======== 対象テキスト ========
一部には、コストパフォーマンスを考慮して100円ショップの商品も含まれています。
なお、すでに無印良品で購入したものの予備や使い分けとして購入したものもあるため、防災グッズが重複していることをご留意ください。
防災用品
ヘルメットや軍手、ロープなどの防災用品です。
ヘルメット
ヘルメットは、無印良品でも販売していますが、形が丸い方が頭の形にフィットして安定していると思ったため、加賀産業株式会社が製造販売する折り畳み式の防災用ヘルメット・オサメットを購入しました。
蛇腹形状の収縮式で大きさがA4サイズ・薄さが45mmとコンパクトなため、収納袋や引き出しからさっと取り出せるなど場所を取らずに収納できて持ち運びにも便利です。
また、予備として帽子型簡易ヘルメットのボウネットも購入しました。
========
### 作業内容
上の防災グッズの文章について、次の質問に答えてください。
1. コストパフォーマンスを考慮して一部に含まれているのは、どこの商品ですか。
2. オサメットを製造販売している会社はどこですか。
3. オサメットの薄さは何mmですか。
======== 提供エントリ ========
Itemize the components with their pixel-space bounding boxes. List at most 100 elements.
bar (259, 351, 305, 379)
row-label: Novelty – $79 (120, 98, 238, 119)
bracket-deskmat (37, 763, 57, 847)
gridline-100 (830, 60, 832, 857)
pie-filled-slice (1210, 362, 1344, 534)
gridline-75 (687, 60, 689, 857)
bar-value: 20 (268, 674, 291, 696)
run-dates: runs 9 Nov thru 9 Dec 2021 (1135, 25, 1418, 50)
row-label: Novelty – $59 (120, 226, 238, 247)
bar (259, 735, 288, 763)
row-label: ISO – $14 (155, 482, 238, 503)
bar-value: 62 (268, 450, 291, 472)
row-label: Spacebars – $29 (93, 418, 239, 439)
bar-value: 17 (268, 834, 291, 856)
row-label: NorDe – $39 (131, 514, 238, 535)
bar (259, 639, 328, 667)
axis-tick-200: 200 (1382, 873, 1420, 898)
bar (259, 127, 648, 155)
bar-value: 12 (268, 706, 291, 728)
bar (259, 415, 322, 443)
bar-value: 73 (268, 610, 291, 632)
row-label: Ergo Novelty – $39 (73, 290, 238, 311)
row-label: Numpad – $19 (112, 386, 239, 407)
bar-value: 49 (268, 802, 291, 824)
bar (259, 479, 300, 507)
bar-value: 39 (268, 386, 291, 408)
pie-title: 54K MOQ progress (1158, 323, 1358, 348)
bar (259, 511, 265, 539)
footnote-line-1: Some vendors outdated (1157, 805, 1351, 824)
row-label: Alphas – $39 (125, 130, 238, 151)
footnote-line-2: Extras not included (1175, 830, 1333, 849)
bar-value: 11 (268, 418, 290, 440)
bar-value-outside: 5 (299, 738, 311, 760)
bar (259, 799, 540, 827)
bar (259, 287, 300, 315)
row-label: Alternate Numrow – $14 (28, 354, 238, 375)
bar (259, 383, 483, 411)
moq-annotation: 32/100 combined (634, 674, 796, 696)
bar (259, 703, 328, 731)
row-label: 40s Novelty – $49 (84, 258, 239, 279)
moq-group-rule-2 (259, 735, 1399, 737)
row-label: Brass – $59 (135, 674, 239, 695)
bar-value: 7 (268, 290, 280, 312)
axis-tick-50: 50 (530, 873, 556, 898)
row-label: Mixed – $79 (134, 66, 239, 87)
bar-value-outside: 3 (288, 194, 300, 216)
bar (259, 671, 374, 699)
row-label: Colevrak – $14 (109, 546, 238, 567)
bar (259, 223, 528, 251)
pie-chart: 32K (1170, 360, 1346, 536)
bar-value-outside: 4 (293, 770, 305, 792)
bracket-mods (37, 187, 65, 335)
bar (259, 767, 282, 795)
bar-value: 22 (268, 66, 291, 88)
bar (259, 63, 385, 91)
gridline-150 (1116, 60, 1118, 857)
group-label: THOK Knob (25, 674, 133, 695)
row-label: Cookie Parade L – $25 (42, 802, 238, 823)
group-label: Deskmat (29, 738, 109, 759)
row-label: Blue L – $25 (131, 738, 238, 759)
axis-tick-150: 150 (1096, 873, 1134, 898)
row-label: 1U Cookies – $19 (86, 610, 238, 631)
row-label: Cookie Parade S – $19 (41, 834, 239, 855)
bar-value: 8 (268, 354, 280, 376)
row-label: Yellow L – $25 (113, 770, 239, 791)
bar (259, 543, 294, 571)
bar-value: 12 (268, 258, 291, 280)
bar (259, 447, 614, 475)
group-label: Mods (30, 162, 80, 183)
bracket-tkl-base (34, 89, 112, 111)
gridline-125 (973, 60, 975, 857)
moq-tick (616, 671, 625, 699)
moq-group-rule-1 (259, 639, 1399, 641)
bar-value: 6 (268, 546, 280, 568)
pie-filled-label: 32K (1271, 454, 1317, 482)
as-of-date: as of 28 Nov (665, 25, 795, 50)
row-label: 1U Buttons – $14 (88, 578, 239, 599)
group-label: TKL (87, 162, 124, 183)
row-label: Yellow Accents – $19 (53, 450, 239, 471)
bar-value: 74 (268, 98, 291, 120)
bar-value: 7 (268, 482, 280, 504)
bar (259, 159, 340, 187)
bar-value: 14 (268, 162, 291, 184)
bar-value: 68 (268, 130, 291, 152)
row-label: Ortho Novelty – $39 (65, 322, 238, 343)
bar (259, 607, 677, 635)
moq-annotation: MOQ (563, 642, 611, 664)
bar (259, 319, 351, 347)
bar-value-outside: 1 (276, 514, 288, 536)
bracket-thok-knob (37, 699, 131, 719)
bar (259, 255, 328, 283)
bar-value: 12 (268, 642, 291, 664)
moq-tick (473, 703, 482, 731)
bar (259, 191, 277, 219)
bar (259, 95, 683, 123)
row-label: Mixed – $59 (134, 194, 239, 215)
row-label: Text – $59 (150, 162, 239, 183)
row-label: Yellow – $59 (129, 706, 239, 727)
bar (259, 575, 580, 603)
========
### 解答
1. 100円ショップの商品
2. 加賀産業株式会社
3. 45mm